— Exercise instructions —
Copy nothing but the text: reproduce each line of the listing exactly and leave the pictures out.

[Dataset items]

— Start —

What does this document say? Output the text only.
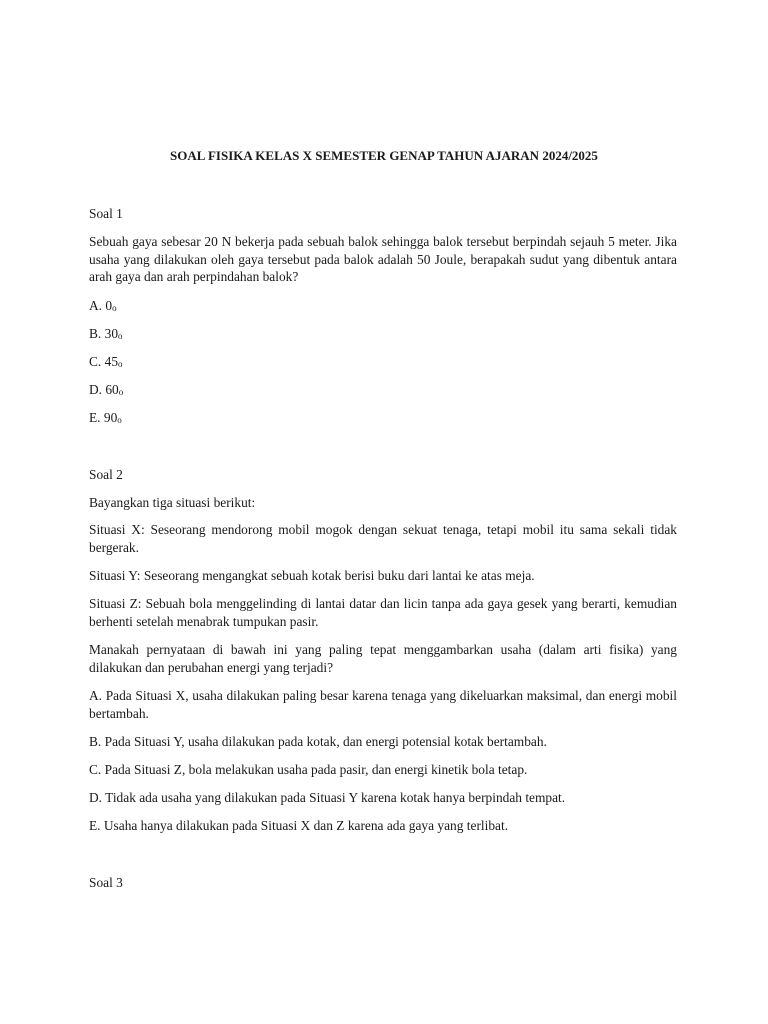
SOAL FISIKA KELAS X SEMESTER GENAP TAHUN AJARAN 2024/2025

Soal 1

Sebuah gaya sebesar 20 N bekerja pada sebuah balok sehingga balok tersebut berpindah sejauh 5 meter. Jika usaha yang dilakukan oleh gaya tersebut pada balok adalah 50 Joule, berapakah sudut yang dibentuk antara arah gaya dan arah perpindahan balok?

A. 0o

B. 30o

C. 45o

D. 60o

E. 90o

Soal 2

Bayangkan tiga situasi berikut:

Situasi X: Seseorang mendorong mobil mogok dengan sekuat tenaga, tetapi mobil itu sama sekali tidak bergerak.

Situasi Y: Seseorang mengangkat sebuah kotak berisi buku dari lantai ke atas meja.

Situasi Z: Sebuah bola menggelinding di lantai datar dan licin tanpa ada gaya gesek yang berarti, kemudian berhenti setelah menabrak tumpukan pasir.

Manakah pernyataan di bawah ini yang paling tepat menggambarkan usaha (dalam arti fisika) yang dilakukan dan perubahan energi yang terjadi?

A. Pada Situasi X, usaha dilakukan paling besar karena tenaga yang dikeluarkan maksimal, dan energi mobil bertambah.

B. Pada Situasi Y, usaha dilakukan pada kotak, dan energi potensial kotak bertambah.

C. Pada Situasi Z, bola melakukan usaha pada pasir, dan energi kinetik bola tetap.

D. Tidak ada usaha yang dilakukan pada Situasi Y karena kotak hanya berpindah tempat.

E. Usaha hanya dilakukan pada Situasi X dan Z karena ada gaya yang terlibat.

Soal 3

— End —

— Answer in full —
What does this document say? Output the text only.
SOAL FISIKA KELAS X SEMESTER GENAP TAHUN AJARAN 2024/2025

Soal 1

Sebuah gaya sebesar 20 N bekerja pada sebuah balok sehingga balok tersebut berpindah sejauh 5 meter. Jika usaha yang dilakukan oleh gaya tersebut pada balok adalah 50 Joule, berapakah sudut yang dibentuk antara arah gaya dan arah perpindahan balok?

A. 0o

B. 30o

C. 45o

D. 60o

E. 90o

Soal 2

Bayangkan tiga situasi berikut:

Situasi X: Seseorang mendorong mobil mogok dengan sekuat tenaga, tetapi mobil itu sama sekali tidak bergerak.

Situasi Y: Seseorang mengangkat sebuah kotak berisi buku dari lantai ke atas meja.

Situasi Z: Sebuah bola menggelinding di lantai datar dan licin tanpa ada gaya gesek yang berarti, kemudian berhenti setelah menabrak tumpukan pasir.

Manakah pernyataan di bawah ini yang paling tepat menggambarkan usaha (dalam arti fisika) yang dilakukan dan perubahan energi yang terjadi?

A. Pada Situasi X, usaha dilakukan paling besar karena tenaga yang dikeluarkan maksimal, dan energi mobil bertambah.

B. Pada Situasi Y, usaha dilakukan pada kotak, dan energi potensial kotak bertambah.

C. Pada Situasi Z, bola melakukan usaha pada pasir, dan energi kinetik bola tetap.

D. Tidak ada usaha yang dilakukan pada Situasi Y karena kotak hanya berpindah tempat.

E. Usaha hanya dilakukan pada Situasi X dan Z karena ada gaya yang terlibat.

Soal 3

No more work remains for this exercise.